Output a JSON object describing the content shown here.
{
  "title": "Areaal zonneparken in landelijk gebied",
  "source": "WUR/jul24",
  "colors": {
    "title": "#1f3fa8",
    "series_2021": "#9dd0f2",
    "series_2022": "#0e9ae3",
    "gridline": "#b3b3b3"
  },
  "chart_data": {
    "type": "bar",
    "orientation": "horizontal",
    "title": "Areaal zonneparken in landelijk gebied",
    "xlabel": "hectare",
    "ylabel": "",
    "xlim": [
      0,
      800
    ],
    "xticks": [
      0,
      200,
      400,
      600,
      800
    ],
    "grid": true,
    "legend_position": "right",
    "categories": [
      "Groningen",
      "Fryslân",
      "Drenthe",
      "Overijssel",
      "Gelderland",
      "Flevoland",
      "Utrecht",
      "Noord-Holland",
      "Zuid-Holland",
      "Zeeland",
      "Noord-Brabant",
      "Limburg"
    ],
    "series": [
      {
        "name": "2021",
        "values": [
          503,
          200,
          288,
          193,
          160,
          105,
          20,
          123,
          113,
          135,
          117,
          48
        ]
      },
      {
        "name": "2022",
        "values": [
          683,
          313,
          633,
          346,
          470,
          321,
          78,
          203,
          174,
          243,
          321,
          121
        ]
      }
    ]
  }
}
★ ★ ★ ★ ★ ★ ★
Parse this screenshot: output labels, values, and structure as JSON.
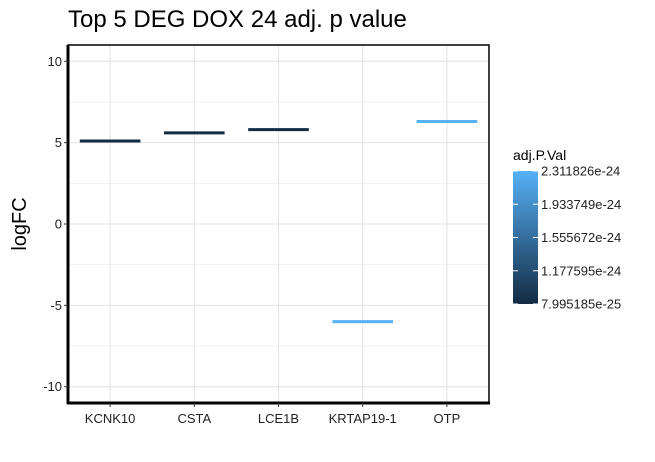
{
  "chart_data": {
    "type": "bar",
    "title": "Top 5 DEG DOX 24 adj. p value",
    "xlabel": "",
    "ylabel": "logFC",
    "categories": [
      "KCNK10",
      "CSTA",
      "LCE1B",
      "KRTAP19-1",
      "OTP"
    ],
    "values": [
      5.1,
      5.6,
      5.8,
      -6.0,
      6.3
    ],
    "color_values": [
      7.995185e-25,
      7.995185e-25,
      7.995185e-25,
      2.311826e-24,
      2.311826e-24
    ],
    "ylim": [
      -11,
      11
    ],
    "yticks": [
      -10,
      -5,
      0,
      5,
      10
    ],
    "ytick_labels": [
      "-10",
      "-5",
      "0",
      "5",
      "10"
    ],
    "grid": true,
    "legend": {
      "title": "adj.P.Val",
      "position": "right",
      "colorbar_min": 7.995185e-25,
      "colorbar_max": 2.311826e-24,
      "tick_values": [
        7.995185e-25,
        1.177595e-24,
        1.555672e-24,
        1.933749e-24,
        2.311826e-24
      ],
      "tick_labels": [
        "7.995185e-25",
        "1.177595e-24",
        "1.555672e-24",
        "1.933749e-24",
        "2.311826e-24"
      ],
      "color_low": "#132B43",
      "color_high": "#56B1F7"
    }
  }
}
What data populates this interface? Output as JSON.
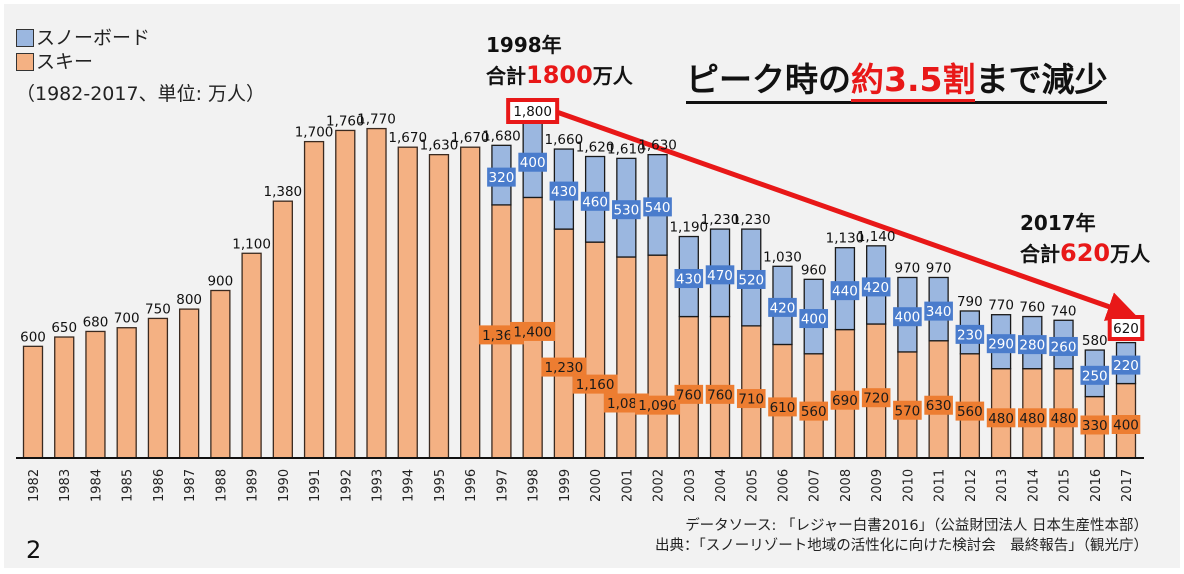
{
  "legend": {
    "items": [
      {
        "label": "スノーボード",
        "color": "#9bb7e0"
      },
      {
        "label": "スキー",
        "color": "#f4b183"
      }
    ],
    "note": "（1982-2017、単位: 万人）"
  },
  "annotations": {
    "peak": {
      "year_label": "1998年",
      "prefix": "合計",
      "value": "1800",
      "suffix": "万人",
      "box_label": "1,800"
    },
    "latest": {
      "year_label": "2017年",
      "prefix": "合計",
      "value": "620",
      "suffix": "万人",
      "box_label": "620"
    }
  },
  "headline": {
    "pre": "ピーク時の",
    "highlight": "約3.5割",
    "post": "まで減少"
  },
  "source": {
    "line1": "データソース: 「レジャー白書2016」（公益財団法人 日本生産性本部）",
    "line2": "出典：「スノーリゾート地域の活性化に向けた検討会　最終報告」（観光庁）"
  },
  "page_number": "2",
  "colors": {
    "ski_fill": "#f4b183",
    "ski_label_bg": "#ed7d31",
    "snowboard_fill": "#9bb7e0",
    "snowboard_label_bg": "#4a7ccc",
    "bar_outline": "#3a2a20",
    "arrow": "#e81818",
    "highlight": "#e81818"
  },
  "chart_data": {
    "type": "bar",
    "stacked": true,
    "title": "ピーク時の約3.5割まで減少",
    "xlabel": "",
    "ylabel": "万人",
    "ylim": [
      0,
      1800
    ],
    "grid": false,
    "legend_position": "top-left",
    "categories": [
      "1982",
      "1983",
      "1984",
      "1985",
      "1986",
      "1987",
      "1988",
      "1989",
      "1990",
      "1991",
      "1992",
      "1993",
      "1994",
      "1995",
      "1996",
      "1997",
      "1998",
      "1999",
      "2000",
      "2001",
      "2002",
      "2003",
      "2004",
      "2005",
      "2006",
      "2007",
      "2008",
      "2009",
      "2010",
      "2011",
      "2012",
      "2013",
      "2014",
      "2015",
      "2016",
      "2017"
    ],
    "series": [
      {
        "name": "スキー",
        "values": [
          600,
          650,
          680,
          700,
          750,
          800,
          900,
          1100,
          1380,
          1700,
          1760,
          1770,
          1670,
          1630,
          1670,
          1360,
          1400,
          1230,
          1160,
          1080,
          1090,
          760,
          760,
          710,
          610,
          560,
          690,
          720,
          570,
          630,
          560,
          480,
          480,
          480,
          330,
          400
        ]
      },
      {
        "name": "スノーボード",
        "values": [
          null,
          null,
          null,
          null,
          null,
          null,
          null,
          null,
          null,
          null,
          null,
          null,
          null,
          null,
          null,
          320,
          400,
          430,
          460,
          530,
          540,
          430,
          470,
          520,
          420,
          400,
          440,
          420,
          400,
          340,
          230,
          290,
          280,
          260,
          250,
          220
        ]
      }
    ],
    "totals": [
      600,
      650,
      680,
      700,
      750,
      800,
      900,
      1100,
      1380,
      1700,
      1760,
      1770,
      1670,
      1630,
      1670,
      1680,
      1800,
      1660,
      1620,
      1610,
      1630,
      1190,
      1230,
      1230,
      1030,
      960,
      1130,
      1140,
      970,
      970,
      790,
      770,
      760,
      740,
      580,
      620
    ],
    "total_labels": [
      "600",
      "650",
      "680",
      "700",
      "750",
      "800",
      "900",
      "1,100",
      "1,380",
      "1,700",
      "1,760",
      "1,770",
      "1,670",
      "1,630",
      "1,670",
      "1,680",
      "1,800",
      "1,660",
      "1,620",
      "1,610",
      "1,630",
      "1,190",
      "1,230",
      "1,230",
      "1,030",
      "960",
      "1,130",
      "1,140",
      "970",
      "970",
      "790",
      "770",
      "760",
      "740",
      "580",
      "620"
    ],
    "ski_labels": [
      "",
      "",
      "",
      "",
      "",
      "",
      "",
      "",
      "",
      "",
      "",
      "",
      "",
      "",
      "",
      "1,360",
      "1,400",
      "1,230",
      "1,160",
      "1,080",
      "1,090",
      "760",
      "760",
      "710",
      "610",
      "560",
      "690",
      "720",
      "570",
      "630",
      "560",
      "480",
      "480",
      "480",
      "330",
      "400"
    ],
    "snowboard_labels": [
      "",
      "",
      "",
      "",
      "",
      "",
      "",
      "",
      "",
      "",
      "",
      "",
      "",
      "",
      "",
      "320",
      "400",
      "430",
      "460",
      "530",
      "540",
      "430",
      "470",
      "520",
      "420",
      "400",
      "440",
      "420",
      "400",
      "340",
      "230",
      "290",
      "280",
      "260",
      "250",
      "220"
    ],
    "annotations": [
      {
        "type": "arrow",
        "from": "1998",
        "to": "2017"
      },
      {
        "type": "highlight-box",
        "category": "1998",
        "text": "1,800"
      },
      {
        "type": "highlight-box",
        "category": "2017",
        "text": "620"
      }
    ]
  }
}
★ ★ ★ ★ ★ ★ ★
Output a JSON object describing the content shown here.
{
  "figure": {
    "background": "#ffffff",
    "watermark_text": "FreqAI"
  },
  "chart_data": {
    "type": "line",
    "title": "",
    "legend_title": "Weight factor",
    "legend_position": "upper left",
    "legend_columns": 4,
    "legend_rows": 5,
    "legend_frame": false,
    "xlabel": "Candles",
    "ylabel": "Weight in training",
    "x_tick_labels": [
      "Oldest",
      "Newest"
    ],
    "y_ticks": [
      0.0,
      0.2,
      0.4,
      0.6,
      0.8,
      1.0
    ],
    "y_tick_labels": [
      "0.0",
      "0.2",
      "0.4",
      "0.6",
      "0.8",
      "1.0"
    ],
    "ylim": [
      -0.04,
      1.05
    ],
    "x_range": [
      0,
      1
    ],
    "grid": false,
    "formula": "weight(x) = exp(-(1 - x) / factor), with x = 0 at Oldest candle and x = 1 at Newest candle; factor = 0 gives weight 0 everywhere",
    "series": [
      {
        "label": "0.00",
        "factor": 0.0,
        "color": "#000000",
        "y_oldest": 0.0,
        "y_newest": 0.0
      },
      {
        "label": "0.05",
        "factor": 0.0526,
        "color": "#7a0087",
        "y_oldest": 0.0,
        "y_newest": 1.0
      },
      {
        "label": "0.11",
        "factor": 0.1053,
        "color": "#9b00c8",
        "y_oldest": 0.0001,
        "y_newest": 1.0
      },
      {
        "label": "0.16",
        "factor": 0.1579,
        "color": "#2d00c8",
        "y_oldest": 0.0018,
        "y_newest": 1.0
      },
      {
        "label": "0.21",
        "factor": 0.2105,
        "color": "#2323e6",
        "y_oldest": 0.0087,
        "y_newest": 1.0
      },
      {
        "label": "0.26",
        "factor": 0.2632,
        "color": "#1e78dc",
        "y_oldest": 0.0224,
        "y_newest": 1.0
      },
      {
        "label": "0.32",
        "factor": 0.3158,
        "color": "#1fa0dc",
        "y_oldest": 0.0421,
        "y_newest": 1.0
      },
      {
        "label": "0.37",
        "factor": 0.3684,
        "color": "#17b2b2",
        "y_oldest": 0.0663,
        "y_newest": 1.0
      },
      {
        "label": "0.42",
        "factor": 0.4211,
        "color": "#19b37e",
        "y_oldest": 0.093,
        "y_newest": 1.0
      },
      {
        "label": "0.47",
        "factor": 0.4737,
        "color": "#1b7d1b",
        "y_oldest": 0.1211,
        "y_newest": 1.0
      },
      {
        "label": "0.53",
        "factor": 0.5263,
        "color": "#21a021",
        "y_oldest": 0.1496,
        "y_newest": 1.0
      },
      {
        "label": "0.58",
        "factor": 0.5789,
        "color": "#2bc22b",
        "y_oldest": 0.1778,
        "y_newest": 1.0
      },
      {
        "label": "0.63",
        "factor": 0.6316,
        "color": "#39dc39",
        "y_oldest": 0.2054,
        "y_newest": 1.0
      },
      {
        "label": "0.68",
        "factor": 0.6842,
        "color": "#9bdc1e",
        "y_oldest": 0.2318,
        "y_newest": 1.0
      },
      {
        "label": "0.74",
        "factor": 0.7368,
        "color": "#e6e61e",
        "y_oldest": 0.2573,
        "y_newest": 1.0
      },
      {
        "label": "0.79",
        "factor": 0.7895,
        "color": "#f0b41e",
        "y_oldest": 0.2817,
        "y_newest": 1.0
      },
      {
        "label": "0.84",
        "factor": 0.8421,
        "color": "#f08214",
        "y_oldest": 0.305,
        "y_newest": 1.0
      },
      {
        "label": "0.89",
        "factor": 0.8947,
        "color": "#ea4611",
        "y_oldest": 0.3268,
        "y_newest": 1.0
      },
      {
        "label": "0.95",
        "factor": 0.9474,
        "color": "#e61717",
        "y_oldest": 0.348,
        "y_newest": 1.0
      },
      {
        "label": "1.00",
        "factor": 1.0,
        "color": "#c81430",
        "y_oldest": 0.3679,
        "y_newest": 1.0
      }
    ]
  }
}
★ ★ ★ ★ ★ ★ ★
_EXERCISE OBJECTIVE:_
Using the listing above, list every line in which the string "xlabel" occurs.

_EXERCISE OUTPUT:_
    "xlabel": "hectare",
    "xlabel": "",
    "xlabel": "",
    "xlabel": "Candles",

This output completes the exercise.